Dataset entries
════════════════════

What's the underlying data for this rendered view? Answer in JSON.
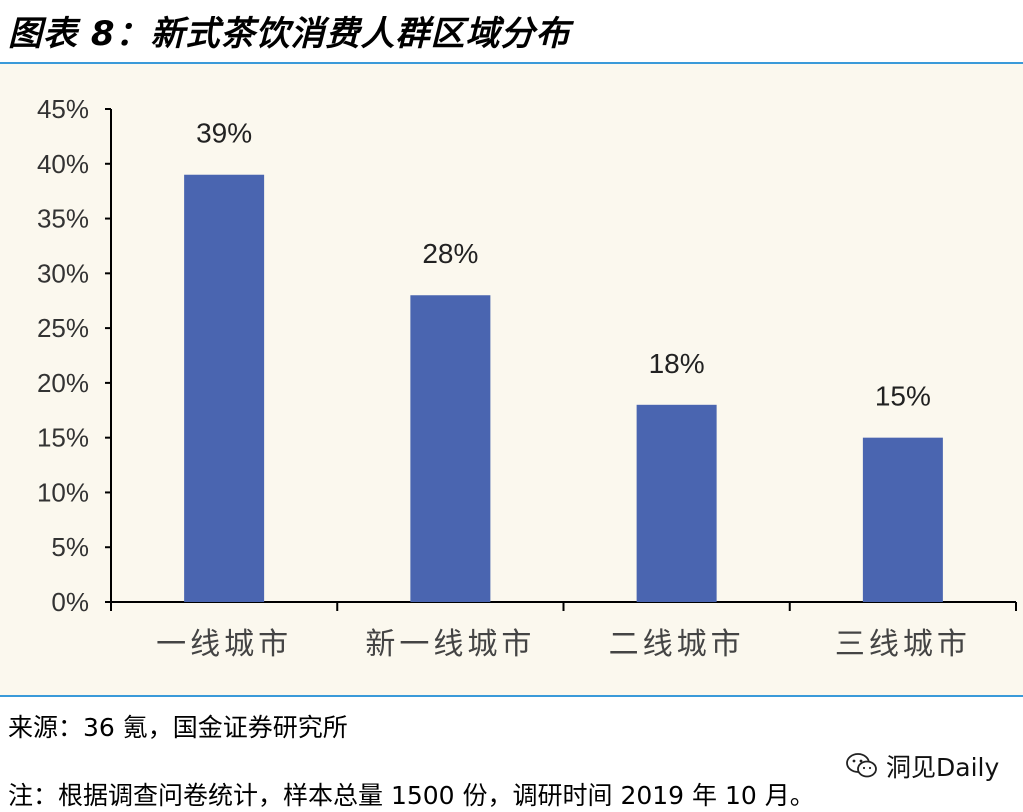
{
  "figure": {
    "title": "图表 8：新式茶饮消费人群区域分布"
  },
  "chart_data": {
    "type": "bar",
    "categories": [
      "一线城市",
      "新一线城市",
      "二线城市",
      "三线城市"
    ],
    "values": [
      39,
      28,
      18,
      15
    ],
    "value_labels": [
      "39%",
      "28%",
      "18%",
      "15%"
    ],
    "ylim": [
      0,
      45
    ],
    "yticks": [
      0,
      5,
      10,
      15,
      20,
      25,
      30,
      35,
      40,
      45
    ],
    "ytick_labels": [
      "0%",
      "5%",
      "10%",
      "15%",
      "20%",
      "25%",
      "30%",
      "35%",
      "40%",
      "45%"
    ],
    "grid": false,
    "legend": "none",
    "bar_color": "#4a65b0"
  },
  "source": "来源：36 氪，国金证券研究所",
  "note": "注：根据调查问卷统计，样本总量 1500 份，调研时间 2019 年 10 月。",
  "watermark": {
    "text": "洞见Daily",
    "icon": "wechat-icon"
  },
  "colors": {
    "accent_rule": "#3a9ad9",
    "panel_bg": "#fbf8ee"
  }
}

════════════════════

### Written request
Omit the pictures and output all of the other material exactly.

### Expected answer
What's the underlying data for this rendered view? Answer in JSON.
{
  "figure": {
    "title": "图表 8：新式茶饮消费人群区域分布"
  },
  "chart_data": {
    "type": "bar",
    "categories": [
      "一线城市",
      "新一线城市",
      "二线城市",
      "三线城市"
    ],
    "values": [
      39,
      28,
      18,
      15
    ],
    "value_labels": [
      "39%",
      "28%",
      "18%",
      "15%"
    ],
    "ylim": [
      0,
      45
    ],
    "yticks": [
      0,
      5,
      10,
      15,
      20,
      25,
      30,
      35,
      40,
      45
    ],
    "ytick_labels": [
      "0%",
      "5%",
      "10%",
      "15%",
      "20%",
      "25%",
      "30%",
      "35%",
      "40%",
      "45%"
    ],
    "grid": false,
    "legend": "none",
    "bar_color": "#4a65b0"
  },
  "source": "来源：36 氪，国金证券研究所",
  "note": "注：根据调查问卷统计，样本总量 1500 份，调研时间 2019 年 10 月。",
  "watermark": {
    "text": "洞见Daily",
    "icon": "wechat-icon"
  },
  "colors": {
    "accent_rule": "#3a9ad9",
    "panel_bg": "#fbf8ee"
  }
}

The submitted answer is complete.